> Supplied entries:

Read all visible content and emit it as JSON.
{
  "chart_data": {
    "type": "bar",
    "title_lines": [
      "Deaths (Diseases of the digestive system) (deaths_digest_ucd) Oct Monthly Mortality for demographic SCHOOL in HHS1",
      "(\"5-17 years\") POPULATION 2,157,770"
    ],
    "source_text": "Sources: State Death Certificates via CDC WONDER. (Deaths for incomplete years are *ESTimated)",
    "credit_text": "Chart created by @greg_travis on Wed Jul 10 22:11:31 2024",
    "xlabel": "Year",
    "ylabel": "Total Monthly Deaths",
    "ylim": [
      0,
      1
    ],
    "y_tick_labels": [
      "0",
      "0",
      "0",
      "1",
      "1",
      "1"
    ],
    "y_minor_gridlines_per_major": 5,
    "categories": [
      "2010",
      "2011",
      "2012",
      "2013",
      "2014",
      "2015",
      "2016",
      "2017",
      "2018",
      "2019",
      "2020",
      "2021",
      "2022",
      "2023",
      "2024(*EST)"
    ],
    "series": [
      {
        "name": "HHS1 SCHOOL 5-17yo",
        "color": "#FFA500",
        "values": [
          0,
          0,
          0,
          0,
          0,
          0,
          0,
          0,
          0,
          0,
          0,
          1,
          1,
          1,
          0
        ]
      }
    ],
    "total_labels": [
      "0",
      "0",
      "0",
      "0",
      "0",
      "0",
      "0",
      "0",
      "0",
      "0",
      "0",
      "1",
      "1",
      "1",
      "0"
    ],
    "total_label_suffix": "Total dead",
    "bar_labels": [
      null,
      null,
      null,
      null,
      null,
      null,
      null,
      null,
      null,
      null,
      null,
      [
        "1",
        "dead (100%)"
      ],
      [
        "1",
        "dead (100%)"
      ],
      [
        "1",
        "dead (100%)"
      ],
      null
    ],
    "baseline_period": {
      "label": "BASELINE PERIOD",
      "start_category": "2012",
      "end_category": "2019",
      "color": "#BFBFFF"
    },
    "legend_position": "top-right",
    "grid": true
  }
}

> Given task:
Copy all lines from the material that hold "Deaths".

> Solved problem:
      "Deaths (Diseases of the digestive system) (deaths_digest_ucd) Oct Monthly Mortality for demographic SCHOOL in HHS1",
    "source_text": "Sources: State Death Certificates via CDC WONDER. (Deaths for incomplete years are *ESTimated)",
    "ylabel": "Total Monthly Deaths",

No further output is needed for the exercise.